↓↓↓
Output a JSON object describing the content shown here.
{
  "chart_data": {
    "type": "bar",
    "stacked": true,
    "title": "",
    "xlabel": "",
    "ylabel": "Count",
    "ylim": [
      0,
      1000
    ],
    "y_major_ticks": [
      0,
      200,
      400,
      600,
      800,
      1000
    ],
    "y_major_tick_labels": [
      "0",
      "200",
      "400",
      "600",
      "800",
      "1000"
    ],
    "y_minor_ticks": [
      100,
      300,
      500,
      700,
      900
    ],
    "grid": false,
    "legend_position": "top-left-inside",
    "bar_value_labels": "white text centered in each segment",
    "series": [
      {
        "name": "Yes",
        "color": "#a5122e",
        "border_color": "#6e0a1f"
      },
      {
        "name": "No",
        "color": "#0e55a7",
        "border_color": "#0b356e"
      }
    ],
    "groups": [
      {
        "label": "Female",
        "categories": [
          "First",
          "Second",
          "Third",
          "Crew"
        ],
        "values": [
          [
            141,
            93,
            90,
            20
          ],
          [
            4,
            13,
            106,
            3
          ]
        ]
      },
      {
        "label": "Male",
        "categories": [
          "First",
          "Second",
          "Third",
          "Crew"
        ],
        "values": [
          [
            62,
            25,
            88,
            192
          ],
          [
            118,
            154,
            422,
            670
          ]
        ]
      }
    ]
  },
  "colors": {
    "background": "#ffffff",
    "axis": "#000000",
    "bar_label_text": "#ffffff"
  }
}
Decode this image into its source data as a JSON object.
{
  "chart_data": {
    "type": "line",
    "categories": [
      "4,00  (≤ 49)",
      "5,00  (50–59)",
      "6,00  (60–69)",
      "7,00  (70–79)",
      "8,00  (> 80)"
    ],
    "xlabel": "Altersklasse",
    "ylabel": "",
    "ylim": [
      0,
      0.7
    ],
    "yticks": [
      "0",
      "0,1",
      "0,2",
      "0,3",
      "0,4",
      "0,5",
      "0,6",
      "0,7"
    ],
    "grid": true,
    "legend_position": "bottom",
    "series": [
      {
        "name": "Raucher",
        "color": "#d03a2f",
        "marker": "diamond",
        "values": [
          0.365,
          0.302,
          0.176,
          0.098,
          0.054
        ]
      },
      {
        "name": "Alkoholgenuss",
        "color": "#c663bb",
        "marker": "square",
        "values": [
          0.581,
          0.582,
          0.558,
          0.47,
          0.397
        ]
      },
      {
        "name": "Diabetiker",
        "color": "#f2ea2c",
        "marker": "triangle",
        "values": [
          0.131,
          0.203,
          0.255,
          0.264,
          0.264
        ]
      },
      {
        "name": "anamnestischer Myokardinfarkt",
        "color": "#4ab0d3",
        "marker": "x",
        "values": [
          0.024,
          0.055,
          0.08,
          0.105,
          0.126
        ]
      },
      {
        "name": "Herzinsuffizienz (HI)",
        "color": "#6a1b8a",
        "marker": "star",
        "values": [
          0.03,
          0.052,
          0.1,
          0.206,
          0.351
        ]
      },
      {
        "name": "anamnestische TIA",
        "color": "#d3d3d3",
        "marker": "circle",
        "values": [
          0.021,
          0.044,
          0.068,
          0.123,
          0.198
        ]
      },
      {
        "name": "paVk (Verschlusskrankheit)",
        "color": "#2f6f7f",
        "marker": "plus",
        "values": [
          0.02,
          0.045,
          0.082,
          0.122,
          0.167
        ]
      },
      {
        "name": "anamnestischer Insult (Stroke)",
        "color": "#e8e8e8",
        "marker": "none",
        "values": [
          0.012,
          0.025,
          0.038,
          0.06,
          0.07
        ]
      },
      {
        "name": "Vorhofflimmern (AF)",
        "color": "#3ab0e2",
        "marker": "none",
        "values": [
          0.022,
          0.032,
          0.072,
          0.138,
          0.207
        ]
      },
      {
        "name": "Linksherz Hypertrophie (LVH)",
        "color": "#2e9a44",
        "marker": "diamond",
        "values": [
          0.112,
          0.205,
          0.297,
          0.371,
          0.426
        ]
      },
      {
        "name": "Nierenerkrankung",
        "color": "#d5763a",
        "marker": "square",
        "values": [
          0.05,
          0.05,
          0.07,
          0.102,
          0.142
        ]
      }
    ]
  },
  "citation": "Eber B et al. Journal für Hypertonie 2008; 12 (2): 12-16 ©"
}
↑↑↑
| INSTRUCTION |
Return the entries in full, keeping every line exactly as it is.

| FULL SOLUTION |
Output a JSON object describing the content shown here.
{
  "chart_data": {
    "type": "bar",
    "stacked": true,
    "title": "",
    "xlabel": "",
    "ylabel": "Count",
    "ylim": [
      0,
      1000
    ],
    "y_major_ticks": [
      0,
      200,
      400,
      600,
      800,
      1000
    ],
    "y_major_tick_labels": [
      "0",
      "200",
      "400",
      "600",
      "800",
      "1000"
    ],
    "y_minor_ticks": [
      100,
      300,
      500,
      700,
      900
    ],
    "grid": false,
    "legend_position": "top-left-inside",
    "bar_value_labels": "white text centered in each segment",
    "series": [
      {
        "name": "Yes",
        "color": "#a5122e",
        "border_color": "#6e0a1f"
      },
      {
        "name": "No",
        "color": "#0e55a7",
        "border_color": "#0b356e"
      }
    ],
    "groups": [
      {
        "label": "Female",
        "categories": [
          "First",
          "Second",
          "Third",
          "Crew"
        ],
        "values": [
          [
            141,
            93,
            90,
            20
          ],
          [
            4,
            13,
            106,
            3
          ]
        ]
      },
      {
        "label": "Male",
        "categories": [
          "First",
          "Second",
          "Third",
          "Crew"
        ],
        "values": [
          [
            62,
            25,
            88,
            192
          ],
          [
            118,
            154,
            422,
            670
          ]
        ]
      }
    ]
  },
  "colors": {
    "background": "#ffffff",
    "axis": "#000000",
    "bar_label_text": "#ffffff"
  }
}
Decode this image into its source data as a JSON object.
{
  "chart_data": {
    "type": "line",
    "categories": [
      "4,00  (≤ 49)",
      "5,00  (50–59)",
      "6,00  (60–69)",
      "7,00  (70–79)",
      "8,00  (> 80)"
    ],
    "xlabel": "Altersklasse",
    "ylabel": "",
    "ylim": [
      0,
      0.7
    ],
    "yticks": [
      "0",
      "0,1",
      "0,2",
      "0,3",
      "0,4",
      "0,5",
      "0,6",
      "0,7"
    ],
    "grid": true,
    "legend_position": "bottom",
    "series": [
      {
        "name": "Raucher",
        "color": "#d03a2f",
        "marker": "diamond",
        "values": [
          0.365,
          0.302,
          0.176,
          0.098,
          0.054
        ]
      },
      {
        "name": "Alkoholgenuss",
        "color": "#c663bb",
        "marker": "square",
        "values": [
          0.581,
          0.582,
          0.558,
          0.47,
          0.397
        ]
      },
      {
        "name": "Diabetiker",
        "color": "#f2ea2c",
        "marker": "triangle",
        "values": [
          0.131,
          0.203,
          0.255,
          0.264,
          0.264
        ]
      },
      {
        "name": "anamnestischer Myokardinfarkt",
        "color": "#4ab0d3",
        "marker": "x",
        "values": [
          0.024,
          0.055,
          0.08,
          0.105,
          0.126
        ]
      },
      {
        "name": "Herzinsuffizienz (HI)",
        "color": "#6a1b8a",
        "marker": "star",
        "values": [
          0.03,
          0.052,
          0.1,
          0.206,
          0.351
        ]
      },
      {
        "name": "anamnestische TIA",
        "color": "#d3d3d3",
        "marker": "circle",
        "values": [
          0.021,
          0.044,
          0.068,
          0.123,
          0.198
        ]
      },
      {
        "name": "paVk (Verschlusskrankheit)",
        "color": "#2f6f7f",
        "marker": "plus",
        "values": [
          0.02,
          0.045,
          0.082,
          0.122,
          0.167
        ]
      },
      {
        "name": "anamnestischer Insult (Stroke)",
        "color": "#e8e8e8",
        "marker": "none",
        "values": [
          0.012,
          0.025,
          0.038,
          0.06,
          0.07
        ]
      },
      {
        "name": "Vorhofflimmern (AF)",
        "color": "#3ab0e2",
        "marker": "none",
        "values": [
          0.022,
          0.032,
          0.072,
          0.138,
          0.207
        ]
      },
      {
        "name": "Linksherz Hypertrophie (LVH)",
        "color": "#2e9a44",
        "marker": "diamond",
        "values": [
          0.112,
          0.205,
          0.297,
          0.371,
          0.426
        ]
      },
      {
        "name": "Nierenerkrankung",
        "color": "#d5763a",
        "marker": "square",
        "values": [
          0.05,
          0.05,
          0.07,
          0.102,
          0.142
        ]
      }
    ]
  },
  "citation": "Eber B et al. Journal für Hypertonie 2008; 12 (2): 12-16 ©"
}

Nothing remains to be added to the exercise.